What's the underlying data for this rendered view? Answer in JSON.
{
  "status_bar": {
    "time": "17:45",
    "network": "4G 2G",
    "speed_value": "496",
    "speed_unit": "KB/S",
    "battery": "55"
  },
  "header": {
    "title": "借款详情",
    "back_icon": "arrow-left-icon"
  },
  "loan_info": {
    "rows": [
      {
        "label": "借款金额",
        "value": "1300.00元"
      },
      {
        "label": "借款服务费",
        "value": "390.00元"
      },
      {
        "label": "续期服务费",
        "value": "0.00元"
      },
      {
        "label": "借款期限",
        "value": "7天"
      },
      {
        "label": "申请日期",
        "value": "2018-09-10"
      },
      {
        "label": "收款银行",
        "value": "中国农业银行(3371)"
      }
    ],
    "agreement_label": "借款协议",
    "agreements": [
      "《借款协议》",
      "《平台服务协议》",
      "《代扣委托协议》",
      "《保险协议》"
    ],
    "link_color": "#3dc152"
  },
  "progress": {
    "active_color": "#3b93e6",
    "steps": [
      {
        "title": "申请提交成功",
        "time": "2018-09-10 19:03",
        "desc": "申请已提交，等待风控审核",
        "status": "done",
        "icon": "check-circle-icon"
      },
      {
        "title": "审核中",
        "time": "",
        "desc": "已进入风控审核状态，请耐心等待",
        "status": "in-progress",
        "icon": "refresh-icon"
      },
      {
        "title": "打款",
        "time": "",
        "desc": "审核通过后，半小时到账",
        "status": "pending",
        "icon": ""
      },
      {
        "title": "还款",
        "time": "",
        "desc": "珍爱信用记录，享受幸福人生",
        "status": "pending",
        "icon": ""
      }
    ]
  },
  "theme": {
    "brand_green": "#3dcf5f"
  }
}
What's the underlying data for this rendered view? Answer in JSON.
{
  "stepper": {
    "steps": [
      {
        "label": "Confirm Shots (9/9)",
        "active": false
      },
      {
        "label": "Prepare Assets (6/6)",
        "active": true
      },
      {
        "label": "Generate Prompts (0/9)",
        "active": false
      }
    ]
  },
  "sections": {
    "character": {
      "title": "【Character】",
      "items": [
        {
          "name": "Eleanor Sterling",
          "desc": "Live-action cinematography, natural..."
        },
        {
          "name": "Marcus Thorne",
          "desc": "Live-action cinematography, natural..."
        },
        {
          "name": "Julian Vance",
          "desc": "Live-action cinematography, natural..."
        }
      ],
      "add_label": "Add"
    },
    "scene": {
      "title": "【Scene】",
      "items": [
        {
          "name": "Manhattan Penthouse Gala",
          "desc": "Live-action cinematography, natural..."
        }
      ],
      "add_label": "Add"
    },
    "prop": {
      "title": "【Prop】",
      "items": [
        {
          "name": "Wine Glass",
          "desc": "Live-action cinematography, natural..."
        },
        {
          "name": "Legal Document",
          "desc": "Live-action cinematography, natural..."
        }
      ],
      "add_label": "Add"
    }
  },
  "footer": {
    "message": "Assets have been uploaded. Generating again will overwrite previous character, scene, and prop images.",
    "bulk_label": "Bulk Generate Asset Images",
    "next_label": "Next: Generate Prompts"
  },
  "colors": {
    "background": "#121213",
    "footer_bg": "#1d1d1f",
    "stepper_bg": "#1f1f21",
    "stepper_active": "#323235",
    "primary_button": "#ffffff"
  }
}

Directions:
Copy out each record, keeping every word as it is.

Completed exercise:
What's the underlying data for this rendered view? Answer in JSON.
{
  "status_bar": {
    "time": "17:45",
    "network": "4G 2G",
    "speed_value": "496",
    "speed_unit": "KB/S",
    "battery": "55"
  },
  "header": {
    "title": "借款详情",
    "back_icon": "arrow-left-icon"
  },
  "loan_info": {
    "rows": [
      {
        "label": "借款金额",
        "value": "1300.00元"
      },
      {
        "label": "借款服务费",
        "value": "390.00元"
      },
      {
        "label": "续期服务费",
        "value": "0.00元"
      },
      {
        "label": "借款期限",
        "value": "7天"
      },
      {
        "label": "申请日期",
        "value": "2018-09-10"
      },
      {
        "label": "收款银行",
        "value": "中国农业银行(3371)"
      }
    ],
    "agreement_label": "借款协议",
    "agreements": [
      "《借款协议》",
      "《平台服务协议》",
      "《代扣委托协议》",
      "《保险协议》"
    ],
    "link_color": "#3dc152"
  },
  "progress": {
    "active_color": "#3b93e6",
    "steps": [
      {
        "title": "申请提交成功",
        "time": "2018-09-10 19:03",
        "desc": "申请已提交，等待风控审核",
        "status": "done",
        "icon": "check-circle-icon"
      },
      {
        "title": "审核中",
        "time": "",
        "desc": "已进入风控审核状态，请耐心等待",
        "status": "in-progress",
        "icon": "refresh-icon"
      },
      {
        "title": "打款",
        "time": "",
        "desc": "审核通过后，半小时到账",
        "status": "pending",
        "icon": ""
      },
      {
        "title": "还款",
        "time": "",
        "desc": "珍爱信用记录，享受幸福人生",
        "status": "pending",
        "icon": ""
      }
    ]
  },
  "theme": {
    "brand_green": "#3dcf5f"
  }
}
What's the underlying data for this rendered view? Answer in JSON.
{
  "stepper": {
    "steps": [
      {
        "label": "Confirm Shots (9/9)",
        "active": false
      },
      {
        "label": "Prepare Assets (6/6)",
        "active": true
      },
      {
        "label": "Generate Prompts (0/9)",
        "active": false
      }
    ]
  },
  "sections": {
    "character": {
      "title": "【Character】",
      "items": [
        {
          "name": "Eleanor Sterling",
          "desc": "Live-action cinematography, natural..."
        },
        {
          "name": "Marcus Thorne",
          "desc": "Live-action cinematography, natural..."
        },
        {
          "name": "Julian Vance",
          "desc": "Live-action cinematography, natural..."
        }
      ],
      "add_label": "Add"
    },
    "scene": {
      "title": "【Scene】",
      "items": [
        {
          "name": "Manhattan Penthouse Gala",
          "desc": "Live-action cinematography, natural..."
        }
      ],
      "add_label": "Add"
    },
    "prop": {
      "title": "【Prop】",
      "items": [
        {
          "name": "Wine Glass",
          "desc": "Live-action cinematography, natural..."
        },
        {
          "name": "Legal Document",
          "desc": "Live-action cinematography, natural..."
        }
      ],
      "add_label": "Add"
    }
  },
  "footer": {
    "message": "Assets have been uploaded. Generating again will overwrite previous character, scene, and prop images.",
    "bulk_label": "Bulk Generate Asset Images",
    "next_label": "Next: Generate Prompts"
  },
  "colors": {
    "background": "#121213",
    "footer_bg": "#1d1d1f",
    "stepper_bg": "#1f1f21",
    "stepper_active": "#323235",
    "primary_button": "#ffffff"
  }
}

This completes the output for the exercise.